**Provided material**
• • •
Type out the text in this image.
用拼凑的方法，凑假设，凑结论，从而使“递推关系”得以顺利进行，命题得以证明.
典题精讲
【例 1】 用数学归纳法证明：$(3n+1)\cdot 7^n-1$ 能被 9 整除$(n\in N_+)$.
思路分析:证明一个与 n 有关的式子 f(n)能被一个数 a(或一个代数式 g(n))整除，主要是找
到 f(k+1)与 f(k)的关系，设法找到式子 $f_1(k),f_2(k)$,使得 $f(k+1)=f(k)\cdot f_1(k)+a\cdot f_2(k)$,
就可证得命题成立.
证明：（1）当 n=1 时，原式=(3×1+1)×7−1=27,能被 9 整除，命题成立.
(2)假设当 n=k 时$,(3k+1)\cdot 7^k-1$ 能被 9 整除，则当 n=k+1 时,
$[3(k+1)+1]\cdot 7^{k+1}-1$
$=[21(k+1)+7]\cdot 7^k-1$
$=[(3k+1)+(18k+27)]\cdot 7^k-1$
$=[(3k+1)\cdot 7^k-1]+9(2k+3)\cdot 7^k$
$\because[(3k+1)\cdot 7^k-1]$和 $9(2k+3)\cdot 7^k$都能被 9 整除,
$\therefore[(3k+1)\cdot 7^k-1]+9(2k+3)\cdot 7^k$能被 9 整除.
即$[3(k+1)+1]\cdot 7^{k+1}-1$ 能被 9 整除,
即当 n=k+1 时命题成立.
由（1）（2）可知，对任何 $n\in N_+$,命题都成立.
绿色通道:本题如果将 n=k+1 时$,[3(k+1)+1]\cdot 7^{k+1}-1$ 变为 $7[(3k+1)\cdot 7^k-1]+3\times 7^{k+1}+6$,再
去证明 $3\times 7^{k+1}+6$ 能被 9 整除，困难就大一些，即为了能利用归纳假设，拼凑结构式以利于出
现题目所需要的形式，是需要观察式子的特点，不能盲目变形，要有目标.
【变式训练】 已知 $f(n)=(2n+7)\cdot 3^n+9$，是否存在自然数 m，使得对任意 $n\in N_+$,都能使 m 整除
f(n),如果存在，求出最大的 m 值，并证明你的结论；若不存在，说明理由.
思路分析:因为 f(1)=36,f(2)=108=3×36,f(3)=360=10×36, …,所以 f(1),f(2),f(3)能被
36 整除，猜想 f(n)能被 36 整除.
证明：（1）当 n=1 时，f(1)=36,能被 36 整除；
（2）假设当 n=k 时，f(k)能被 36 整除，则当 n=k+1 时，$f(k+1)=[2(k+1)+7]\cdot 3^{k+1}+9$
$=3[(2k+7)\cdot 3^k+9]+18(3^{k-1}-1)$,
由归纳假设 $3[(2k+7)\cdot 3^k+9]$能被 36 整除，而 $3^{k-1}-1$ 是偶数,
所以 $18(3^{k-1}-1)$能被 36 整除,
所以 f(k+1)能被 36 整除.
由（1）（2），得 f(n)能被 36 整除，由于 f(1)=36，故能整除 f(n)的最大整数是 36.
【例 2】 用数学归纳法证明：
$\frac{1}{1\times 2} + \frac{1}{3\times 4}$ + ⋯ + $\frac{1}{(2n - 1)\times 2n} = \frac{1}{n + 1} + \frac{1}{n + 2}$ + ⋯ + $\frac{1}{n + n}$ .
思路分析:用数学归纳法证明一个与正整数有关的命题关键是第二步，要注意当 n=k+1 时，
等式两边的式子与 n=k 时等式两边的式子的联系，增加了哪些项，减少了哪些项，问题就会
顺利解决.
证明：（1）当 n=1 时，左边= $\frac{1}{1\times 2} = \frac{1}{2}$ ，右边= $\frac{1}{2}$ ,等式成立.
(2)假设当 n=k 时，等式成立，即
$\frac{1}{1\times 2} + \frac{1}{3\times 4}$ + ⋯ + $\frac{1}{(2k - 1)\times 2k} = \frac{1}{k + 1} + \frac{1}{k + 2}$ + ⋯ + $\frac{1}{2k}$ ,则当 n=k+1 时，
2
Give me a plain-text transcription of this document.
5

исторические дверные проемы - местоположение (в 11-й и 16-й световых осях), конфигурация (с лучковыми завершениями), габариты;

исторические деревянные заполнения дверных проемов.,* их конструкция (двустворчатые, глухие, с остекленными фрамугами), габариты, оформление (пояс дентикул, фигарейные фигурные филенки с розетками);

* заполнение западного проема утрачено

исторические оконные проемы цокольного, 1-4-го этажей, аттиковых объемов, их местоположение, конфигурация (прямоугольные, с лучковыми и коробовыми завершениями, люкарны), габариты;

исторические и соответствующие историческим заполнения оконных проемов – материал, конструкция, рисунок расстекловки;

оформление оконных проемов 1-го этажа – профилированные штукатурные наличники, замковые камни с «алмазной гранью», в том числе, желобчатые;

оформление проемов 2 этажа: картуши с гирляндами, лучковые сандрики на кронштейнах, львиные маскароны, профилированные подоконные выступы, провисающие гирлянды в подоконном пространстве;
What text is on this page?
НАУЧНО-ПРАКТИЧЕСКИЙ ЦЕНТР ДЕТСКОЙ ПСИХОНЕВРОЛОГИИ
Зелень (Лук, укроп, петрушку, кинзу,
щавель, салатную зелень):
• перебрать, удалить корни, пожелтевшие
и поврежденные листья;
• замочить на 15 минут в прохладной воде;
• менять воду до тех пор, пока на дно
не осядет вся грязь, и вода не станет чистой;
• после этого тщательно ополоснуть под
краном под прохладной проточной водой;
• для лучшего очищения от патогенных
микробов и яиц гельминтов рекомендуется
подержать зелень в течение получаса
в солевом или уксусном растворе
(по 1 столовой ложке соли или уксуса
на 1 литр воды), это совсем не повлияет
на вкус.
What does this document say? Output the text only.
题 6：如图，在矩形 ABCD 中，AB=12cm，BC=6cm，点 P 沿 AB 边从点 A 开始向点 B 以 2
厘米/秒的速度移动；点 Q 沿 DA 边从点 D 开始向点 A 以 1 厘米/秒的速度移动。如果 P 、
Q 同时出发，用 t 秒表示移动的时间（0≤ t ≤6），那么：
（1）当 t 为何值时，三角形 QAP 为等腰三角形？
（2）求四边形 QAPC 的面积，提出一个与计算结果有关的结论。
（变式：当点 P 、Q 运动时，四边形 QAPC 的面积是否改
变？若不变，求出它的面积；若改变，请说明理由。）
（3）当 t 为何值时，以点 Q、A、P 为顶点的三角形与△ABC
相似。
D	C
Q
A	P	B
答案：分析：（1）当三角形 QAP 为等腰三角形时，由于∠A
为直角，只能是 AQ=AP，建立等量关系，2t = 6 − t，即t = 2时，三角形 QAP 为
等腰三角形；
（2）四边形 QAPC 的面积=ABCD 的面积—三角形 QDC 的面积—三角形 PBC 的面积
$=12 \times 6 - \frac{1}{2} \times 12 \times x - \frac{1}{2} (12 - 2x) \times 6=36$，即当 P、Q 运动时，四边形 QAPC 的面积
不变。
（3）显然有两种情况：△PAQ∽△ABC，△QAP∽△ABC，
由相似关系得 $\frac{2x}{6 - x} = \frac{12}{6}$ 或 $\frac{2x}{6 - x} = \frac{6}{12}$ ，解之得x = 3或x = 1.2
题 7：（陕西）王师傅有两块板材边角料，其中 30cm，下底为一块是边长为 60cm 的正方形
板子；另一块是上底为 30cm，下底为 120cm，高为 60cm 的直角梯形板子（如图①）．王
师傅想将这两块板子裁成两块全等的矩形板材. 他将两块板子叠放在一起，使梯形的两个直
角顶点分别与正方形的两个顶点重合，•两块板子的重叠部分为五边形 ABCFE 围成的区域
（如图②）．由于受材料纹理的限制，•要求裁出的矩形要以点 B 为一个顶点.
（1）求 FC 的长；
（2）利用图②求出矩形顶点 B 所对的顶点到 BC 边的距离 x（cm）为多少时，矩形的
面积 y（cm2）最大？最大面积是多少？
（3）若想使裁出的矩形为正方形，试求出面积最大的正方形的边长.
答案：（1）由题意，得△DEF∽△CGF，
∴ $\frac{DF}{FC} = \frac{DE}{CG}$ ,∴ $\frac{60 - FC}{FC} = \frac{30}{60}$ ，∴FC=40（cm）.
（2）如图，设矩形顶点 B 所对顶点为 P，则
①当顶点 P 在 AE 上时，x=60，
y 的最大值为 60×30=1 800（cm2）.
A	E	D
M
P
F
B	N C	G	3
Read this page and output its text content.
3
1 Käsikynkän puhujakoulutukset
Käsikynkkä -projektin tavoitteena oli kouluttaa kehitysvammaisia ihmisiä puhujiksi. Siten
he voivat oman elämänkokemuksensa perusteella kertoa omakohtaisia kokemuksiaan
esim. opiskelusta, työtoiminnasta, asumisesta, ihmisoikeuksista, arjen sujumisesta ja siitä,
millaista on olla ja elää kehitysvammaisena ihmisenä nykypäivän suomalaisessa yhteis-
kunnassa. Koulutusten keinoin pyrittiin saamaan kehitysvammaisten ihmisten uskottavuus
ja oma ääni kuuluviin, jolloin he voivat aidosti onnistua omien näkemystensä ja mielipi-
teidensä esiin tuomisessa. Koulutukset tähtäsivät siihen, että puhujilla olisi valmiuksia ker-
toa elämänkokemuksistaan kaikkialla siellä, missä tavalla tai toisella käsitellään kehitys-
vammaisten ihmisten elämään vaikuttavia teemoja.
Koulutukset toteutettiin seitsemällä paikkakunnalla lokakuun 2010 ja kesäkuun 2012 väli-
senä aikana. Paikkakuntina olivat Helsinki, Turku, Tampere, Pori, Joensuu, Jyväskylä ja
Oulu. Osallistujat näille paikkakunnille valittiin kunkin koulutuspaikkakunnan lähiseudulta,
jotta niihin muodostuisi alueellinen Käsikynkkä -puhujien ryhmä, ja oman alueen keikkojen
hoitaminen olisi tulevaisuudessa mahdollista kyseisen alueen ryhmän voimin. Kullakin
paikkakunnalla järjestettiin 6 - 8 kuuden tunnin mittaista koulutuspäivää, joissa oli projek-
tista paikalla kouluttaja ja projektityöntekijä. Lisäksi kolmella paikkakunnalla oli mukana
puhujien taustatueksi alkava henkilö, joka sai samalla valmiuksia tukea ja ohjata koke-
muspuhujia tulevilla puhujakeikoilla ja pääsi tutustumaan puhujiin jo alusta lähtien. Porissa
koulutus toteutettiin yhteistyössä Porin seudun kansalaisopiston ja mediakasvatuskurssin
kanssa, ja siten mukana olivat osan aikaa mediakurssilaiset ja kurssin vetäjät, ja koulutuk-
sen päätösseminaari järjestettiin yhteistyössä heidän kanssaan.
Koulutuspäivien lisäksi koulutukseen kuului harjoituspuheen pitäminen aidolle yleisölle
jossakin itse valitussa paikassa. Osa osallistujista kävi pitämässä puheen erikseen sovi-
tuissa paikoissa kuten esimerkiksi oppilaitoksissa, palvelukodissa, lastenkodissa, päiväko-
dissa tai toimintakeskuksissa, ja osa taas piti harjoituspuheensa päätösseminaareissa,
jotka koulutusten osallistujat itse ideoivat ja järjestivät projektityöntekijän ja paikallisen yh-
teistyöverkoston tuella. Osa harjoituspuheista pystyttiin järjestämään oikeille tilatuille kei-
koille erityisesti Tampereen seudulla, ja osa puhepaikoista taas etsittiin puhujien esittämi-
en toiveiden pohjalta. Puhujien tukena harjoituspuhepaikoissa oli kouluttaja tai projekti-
• • •
**Directions**
Copy out each line of the listing that holds "ihmisten".

**Output**
kunnassa. Koulutusten keinoin pyrittiin saamaan kehitysvammaisten ihmisten uskottavuus
vammaisten ihmisten elämään vaikuttavia teemoja.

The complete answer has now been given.